BEGIN
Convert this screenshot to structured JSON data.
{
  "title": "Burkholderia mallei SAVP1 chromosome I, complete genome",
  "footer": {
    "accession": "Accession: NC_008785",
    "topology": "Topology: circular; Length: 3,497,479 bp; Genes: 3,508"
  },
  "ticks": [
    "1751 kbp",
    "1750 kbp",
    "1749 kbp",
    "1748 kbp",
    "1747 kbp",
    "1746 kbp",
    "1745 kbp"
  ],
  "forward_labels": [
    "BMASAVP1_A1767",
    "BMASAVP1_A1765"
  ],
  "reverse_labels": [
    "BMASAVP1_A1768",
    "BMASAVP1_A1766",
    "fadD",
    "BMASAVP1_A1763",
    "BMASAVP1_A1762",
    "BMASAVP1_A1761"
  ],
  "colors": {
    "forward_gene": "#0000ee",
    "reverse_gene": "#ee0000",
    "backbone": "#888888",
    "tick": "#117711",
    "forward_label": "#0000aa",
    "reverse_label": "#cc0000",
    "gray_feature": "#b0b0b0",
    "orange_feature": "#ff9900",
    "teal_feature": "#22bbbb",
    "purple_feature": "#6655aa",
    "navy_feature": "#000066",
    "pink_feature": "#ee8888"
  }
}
END
The response must restate every entry word for word.

Convert this screenshot to structured JSON data.
{
  "title": "Burkholderia mallei SAVP1 chromosome I, complete genome",
  "footer": {
    "accession": "Accession: NC_008785",
    "topology": "Topology: circular; Length: 3,497,479 bp; Genes: 3,508"
  },
  "ticks": [
    "1751 kbp",
    "1750 kbp",
    "1749 kbp",
    "1748 kbp",
    "1747 kbp",
    "1746 kbp",
    "1745 kbp"
  ],
  "forward_labels": [
    "BMASAVP1_A1767",
    "BMASAVP1_A1765"
  ],
  "reverse_labels": [
    "BMASAVP1_A1768",
    "BMASAVP1_A1766",
    "fadD",
    "BMASAVP1_A1763",
    "BMASAVP1_A1762",
    "BMASAVP1_A1761"
  ],
  "colors": {
    "forward_gene": "#0000ee",
    "reverse_gene": "#ee0000",
    "backbone": "#888888",
    "tick": "#117711",
    "forward_label": "#0000aa",
    "reverse_label": "#cc0000",
    "gray_feature": "#b0b0b0",
    "orange_feature": "#ff9900",
    "teal_feature": "#22bbbb",
    "purple_feature": "#6655aa",
    "navy_feature": "#000066",
    "pink_feature": "#ee8888"
  }
}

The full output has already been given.